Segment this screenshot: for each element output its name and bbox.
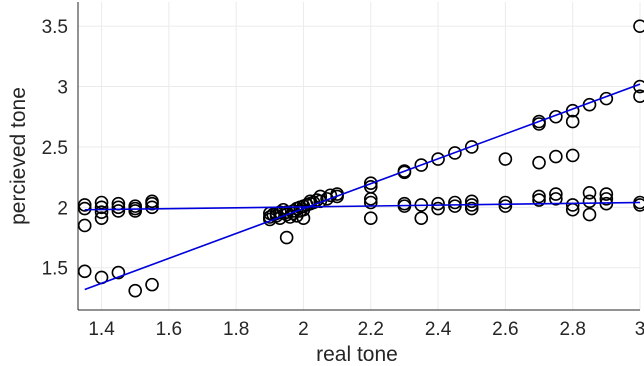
data-point xyxy=(599,192,614,206)
x-tick-label: 3 xyxy=(635,319,644,340)
data-point xyxy=(145,200,159,215)
data-point xyxy=(498,195,513,210)
data-point xyxy=(330,189,344,204)
data-point xyxy=(323,188,338,203)
data-point xyxy=(464,194,479,209)
data-point xyxy=(77,218,92,233)
data-point xyxy=(94,205,109,219)
data-point xyxy=(111,204,126,218)
data-point xyxy=(431,201,445,216)
data-point xyxy=(363,176,378,190)
data-point xyxy=(431,196,445,211)
data-point xyxy=(77,201,92,216)
data-point xyxy=(296,211,311,226)
data-point xyxy=(582,207,597,222)
data-point xyxy=(94,211,109,226)
data-point xyxy=(414,158,429,172)
data-point xyxy=(498,152,513,166)
data-point xyxy=(94,200,109,215)
y-tick-label: 2.5 xyxy=(42,138,68,159)
data-point xyxy=(448,199,462,213)
y-tick-label: 3.5 xyxy=(42,17,68,38)
data-point xyxy=(414,211,429,226)
data-point xyxy=(128,283,143,298)
data-point xyxy=(565,148,580,163)
y-axis-ticks: 1.5 2 2.5 3 3.5 xyxy=(42,17,68,280)
plot-area xyxy=(77,19,644,298)
data-point xyxy=(532,155,546,170)
data-point xyxy=(111,265,126,280)
y-axis-label: percieved tone xyxy=(7,87,30,225)
x-tick-label: 2.8 xyxy=(559,319,585,340)
data-point xyxy=(431,152,445,166)
data-point xyxy=(77,198,92,212)
data-point xyxy=(363,195,378,210)
x-tick-label: 2.2 xyxy=(358,319,384,340)
data-point xyxy=(549,192,563,206)
data-point xyxy=(77,264,92,279)
fit-line-0 xyxy=(84,83,641,291)
data-point xyxy=(464,201,479,216)
data-point xyxy=(532,193,546,207)
data-point xyxy=(111,200,126,215)
data-point xyxy=(565,114,580,129)
data-point xyxy=(549,149,563,164)
data-point xyxy=(582,194,597,209)
y-tick-label: 3 xyxy=(57,78,68,99)
data-point xyxy=(145,196,159,211)
data-point xyxy=(633,19,644,33)
data-point xyxy=(582,186,597,200)
data-point xyxy=(448,195,462,210)
data-point xyxy=(633,89,644,104)
x-tick-label: 1.4 xyxy=(88,319,115,340)
grid xyxy=(77,2,641,311)
data-point xyxy=(279,230,294,245)
x-tick-label: 2.6 xyxy=(492,319,518,340)
data-point xyxy=(363,211,378,226)
data-point xyxy=(397,165,412,180)
data-point xyxy=(498,199,513,213)
fit-line-1 xyxy=(84,201,641,211)
data-point xyxy=(448,146,462,160)
data-point xyxy=(633,198,644,212)
x-tick-label: 1.8 xyxy=(223,319,249,340)
data-point xyxy=(532,189,546,204)
y-tick-label: 1.5 xyxy=(42,259,68,280)
data-point xyxy=(599,187,614,201)
x-axis-label: real tone xyxy=(316,343,398,366)
data-point xyxy=(464,140,479,154)
x-tick-label: 2.4 xyxy=(425,319,452,340)
y-tick-label: 2 xyxy=(57,198,68,219)
data-point xyxy=(549,187,563,201)
data-point xyxy=(94,195,109,210)
data-point xyxy=(279,207,294,222)
x-tick-label: 1.6 xyxy=(156,319,182,340)
x-tick-label: 2 xyxy=(298,319,309,340)
data-point xyxy=(565,198,580,212)
x-axis-ticks: 1.4 1.6 1.8 2 2.2 2.4 2.6 2.8 3 xyxy=(88,319,644,340)
data-point xyxy=(363,192,378,206)
data-point xyxy=(145,277,159,292)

++++++++++

Exercise goal
Copy out all of the entries above word for word, leaving the pictures out.

Correct response
Segment this screenshot: for each element output its name and bbox.
data-point xyxy=(599,192,614,206)
x-tick-label: 3 xyxy=(635,319,644,340)
data-point xyxy=(145,200,159,215)
data-point xyxy=(498,195,513,210)
data-point xyxy=(330,189,344,204)
data-point xyxy=(323,188,338,203)
data-point xyxy=(464,194,479,209)
data-point xyxy=(77,218,92,233)
data-point xyxy=(94,205,109,219)
data-point xyxy=(111,204,126,218)
data-point xyxy=(431,201,445,216)
data-point xyxy=(363,176,378,190)
data-point xyxy=(431,196,445,211)
data-point xyxy=(77,201,92,216)
data-point xyxy=(296,211,311,226)
data-point xyxy=(582,207,597,222)
data-point xyxy=(94,211,109,226)
data-point xyxy=(414,158,429,172)
data-point xyxy=(498,152,513,166)
data-point xyxy=(94,200,109,215)
y-tick-label: 2.5 xyxy=(42,138,68,159)
data-point xyxy=(448,199,462,213)
y-tick-label: 3.5 xyxy=(42,17,68,38)
data-point xyxy=(414,211,429,226)
data-point xyxy=(128,283,143,298)
data-point xyxy=(565,148,580,163)
y-axis-ticks: 1.5 2 2.5 3 3.5 xyxy=(42,17,68,280)
plot-area xyxy=(77,19,644,298)
data-point xyxy=(532,155,546,170)
data-point xyxy=(111,265,126,280)
y-axis-label: percieved tone xyxy=(7,87,30,225)
x-tick-label: 2.8 xyxy=(559,319,585,340)
data-point xyxy=(431,152,445,166)
data-point xyxy=(77,198,92,212)
data-point xyxy=(363,195,378,210)
x-tick-label: 2.2 xyxy=(358,319,384,340)
data-point xyxy=(549,192,563,206)
data-point xyxy=(77,264,92,279)
fit-line-0 xyxy=(84,83,641,291)
data-point xyxy=(464,201,479,216)
data-point xyxy=(532,193,546,207)
data-point xyxy=(111,200,126,215)
data-point xyxy=(565,114,580,129)
data-point xyxy=(549,149,563,164)
data-point xyxy=(582,194,597,209)
y-tick-label: 3 xyxy=(57,78,68,99)
data-point xyxy=(145,196,159,211)
data-point xyxy=(633,19,644,33)
data-point xyxy=(582,186,597,200)
data-point xyxy=(448,195,462,210)
data-point xyxy=(633,89,644,104)
x-tick-label: 1.4 xyxy=(88,319,115,340)
grid xyxy=(77,2,641,311)
data-point xyxy=(279,230,294,245)
x-tick-label: 2.6 xyxy=(492,319,518,340)
data-point xyxy=(363,211,378,226)
data-point xyxy=(397,165,412,180)
data-point xyxy=(498,199,513,213)
fit-line-1 xyxy=(84,201,641,211)
data-point xyxy=(448,146,462,160)
data-point xyxy=(633,198,644,212)
x-tick-label: 1.8 xyxy=(223,319,249,340)
data-point xyxy=(532,189,546,204)
y-tick-label: 1.5 xyxy=(42,259,68,280)
data-point xyxy=(599,187,614,201)
x-axis-label: real tone xyxy=(316,343,398,366)
data-point xyxy=(464,140,479,154)
x-tick-label: 2.4 xyxy=(425,319,452,340)
y-tick-label: 2 xyxy=(57,198,68,219)
data-point xyxy=(549,187,563,201)
data-point xyxy=(94,195,109,210)
data-point xyxy=(279,207,294,222)
x-tick-label: 1.6 xyxy=(156,319,182,340)
x-tick-label: 2 xyxy=(298,319,309,340)
data-point xyxy=(565,198,580,212)
x-axis-ticks: 1.4 1.6 1.8 2 2.2 2.4 2.6 2.8 3 xyxy=(88,319,644,340)
data-point xyxy=(363,192,378,206)
data-point xyxy=(145,277,159,292)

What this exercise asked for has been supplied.